**Given problem:**
Answer these questions from the load-wheel passage below:
(a) What can be dispensed with when two actuators are arranged in parallel?
(b) What forms a basis for the at least one actuator and a linear guide?
(c) What does FIG. 2 show?

**Document passage:**
○ ○ ○
To drive this linear movement, again numerous known types of actuators can be considered, for example hydraulic cylinders, lifting magnets, threaded spindles, linear motors, toothed racks, piezo elements, etc. These can again be complemented by a damping element. In a variant of the embodiment just described, two actuators arranged in parallel can also be provided, as a result of which a linear guide of the corresponding load wheel can be dispensed with.

In order to be able to save installation space in the region of attachment of the at least one load wheel to the vehicle body, the at least one actuator and optionally the at least one damping element can be arranged at least in portions within the contour of the load wheel. In such an embodiment, for example, the wheel bearing can be pulled far outwards and form a connection between a wheel body and an inner ring. This inner ring accordingly forms a basis for the at least one actuator and a linear guide.

Possible embodiments in such variants include hydraulic lifting columns arranged in pairs to restrict the degrees of freedom, or also tangential wedges with linear drive units such as piezo elements, lifting magnets, or lifting cylinders. Since the forces to be absorbed in such embodiments are mainly limited to the vertical wheel load and the torques that occur have only very short lever arms, in addition to the compact design mentioned, an optimal absorption of forces and torques can also be achieved.

In such embodiments, a circular linear guide can be provided in particular in a wheel rim of the load wheel, to which linear guide a guide carriage is connected, wherein the at least one actuator and optionally the at least one damping element are arranged between the vehicle body and the guide carriage.

Alternatively, a circular linear guide could also be provided to which a guide carriage is connected, which in turn is associated with a lever element, wherein the lever element on the other hand is pivotably mounted on the vehicle body such that its pivot axle and the axis of rotation of the load wheel do not coincide, wherein the at least one actuator is configured to bring about a pivoting movement of the lever element. The embodiments of actuators and damping elements already discussed above can also be provided in these two variants.

Further features and advantages of the present invention will become clear from the following description of embodiments thereof when this is considered together with the accompanying drawings. In detail, in the drawings:

FIG. 1A-1D are schematic cross-sectional views of industrial trucks according to the invention with different variants of load axles;

FIG. 2 is an isometric view of the variant from FIG. 1C;

FIG. 3 is a schematic view of a further variant of a load axle in an industrial truck according to the invention;

FIG. 4A-4E are schematic cross sections through further embodiments of industrial trucks according to the invention with individually suspended load wheels and embodiments of such load wheels; and

FIG. 5 is a schematic representation of the functional components of an industrial truck according to the invention.
○ ○ ○
**Saved data entries:**
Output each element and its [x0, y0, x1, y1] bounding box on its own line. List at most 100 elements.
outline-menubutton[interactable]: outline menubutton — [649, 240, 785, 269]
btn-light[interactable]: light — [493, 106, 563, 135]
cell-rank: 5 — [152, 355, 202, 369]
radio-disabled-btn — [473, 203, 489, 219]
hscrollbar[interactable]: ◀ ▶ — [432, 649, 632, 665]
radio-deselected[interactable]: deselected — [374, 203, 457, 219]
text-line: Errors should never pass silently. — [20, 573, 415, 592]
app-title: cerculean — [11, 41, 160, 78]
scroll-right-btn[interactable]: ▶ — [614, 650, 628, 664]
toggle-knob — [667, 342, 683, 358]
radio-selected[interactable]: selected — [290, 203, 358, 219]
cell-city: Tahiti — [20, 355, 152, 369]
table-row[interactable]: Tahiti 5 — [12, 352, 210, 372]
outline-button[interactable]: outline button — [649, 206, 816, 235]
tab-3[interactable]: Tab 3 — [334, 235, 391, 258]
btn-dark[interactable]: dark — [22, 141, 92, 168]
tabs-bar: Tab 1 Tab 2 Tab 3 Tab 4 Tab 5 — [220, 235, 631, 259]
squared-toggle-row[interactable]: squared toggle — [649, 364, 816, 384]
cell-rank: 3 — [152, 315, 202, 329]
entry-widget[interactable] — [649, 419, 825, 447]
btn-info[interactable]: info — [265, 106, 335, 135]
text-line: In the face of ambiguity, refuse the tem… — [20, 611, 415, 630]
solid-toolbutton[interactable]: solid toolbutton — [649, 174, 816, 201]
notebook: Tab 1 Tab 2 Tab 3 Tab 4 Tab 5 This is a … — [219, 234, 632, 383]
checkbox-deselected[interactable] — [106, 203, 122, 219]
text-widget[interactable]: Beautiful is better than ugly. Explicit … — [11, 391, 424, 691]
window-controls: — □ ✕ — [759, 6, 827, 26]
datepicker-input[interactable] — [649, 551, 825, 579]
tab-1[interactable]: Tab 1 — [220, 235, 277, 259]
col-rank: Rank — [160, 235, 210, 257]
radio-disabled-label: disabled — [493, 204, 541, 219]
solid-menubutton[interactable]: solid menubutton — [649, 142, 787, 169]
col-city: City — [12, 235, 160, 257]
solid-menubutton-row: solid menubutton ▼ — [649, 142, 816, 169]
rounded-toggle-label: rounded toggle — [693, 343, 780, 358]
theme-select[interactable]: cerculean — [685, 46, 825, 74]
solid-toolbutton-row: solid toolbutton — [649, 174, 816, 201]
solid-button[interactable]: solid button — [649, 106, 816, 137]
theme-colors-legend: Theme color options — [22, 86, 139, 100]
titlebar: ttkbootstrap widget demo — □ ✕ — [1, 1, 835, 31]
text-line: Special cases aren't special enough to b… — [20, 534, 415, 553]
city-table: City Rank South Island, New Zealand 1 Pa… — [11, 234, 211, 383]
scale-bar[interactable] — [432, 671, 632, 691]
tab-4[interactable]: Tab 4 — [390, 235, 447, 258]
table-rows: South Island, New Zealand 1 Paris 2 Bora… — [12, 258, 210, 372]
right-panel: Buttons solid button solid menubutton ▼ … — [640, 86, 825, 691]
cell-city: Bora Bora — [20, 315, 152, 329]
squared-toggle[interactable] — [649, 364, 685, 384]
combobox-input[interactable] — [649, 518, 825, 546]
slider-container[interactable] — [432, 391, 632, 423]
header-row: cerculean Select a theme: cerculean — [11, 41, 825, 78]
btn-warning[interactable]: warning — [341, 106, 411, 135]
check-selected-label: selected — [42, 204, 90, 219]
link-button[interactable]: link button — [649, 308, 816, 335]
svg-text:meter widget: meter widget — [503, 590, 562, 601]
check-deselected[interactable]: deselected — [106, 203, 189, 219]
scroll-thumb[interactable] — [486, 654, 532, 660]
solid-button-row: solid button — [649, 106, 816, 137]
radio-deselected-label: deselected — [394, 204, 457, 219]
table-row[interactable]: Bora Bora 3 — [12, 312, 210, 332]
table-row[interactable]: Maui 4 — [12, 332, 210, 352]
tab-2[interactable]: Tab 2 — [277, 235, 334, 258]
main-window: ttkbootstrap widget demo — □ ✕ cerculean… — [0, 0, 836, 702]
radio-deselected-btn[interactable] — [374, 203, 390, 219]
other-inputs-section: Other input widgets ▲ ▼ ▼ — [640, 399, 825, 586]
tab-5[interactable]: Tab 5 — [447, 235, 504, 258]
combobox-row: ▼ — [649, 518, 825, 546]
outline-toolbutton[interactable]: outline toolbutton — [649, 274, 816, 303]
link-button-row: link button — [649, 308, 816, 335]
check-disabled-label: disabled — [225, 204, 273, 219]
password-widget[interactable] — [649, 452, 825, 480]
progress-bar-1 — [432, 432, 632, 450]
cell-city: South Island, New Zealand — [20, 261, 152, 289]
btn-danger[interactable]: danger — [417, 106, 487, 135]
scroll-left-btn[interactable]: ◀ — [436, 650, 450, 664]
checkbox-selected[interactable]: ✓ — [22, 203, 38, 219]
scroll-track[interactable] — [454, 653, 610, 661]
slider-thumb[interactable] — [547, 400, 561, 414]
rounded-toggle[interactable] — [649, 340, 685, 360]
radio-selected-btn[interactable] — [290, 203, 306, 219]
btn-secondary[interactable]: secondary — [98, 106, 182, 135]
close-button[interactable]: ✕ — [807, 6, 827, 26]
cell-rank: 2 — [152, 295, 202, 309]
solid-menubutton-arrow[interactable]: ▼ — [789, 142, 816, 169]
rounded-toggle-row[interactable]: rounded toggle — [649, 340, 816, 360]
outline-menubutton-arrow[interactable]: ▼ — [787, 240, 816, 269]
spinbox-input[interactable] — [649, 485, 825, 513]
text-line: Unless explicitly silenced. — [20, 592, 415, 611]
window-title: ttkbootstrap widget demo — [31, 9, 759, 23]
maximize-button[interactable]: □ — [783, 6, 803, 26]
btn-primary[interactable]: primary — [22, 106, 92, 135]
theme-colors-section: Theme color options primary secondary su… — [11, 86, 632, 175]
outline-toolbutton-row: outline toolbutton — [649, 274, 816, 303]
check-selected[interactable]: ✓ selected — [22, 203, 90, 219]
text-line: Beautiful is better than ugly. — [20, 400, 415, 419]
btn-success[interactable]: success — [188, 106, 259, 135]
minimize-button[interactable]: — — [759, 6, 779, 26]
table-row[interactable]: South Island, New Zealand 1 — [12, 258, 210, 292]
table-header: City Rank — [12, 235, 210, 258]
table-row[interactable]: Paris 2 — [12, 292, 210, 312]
○ ○ ○
**The answer:**
(a) A linear guide of the corresponding load wheel.
(b) The inner ring.
(c) An isometric view of the variant from FIG. 1C.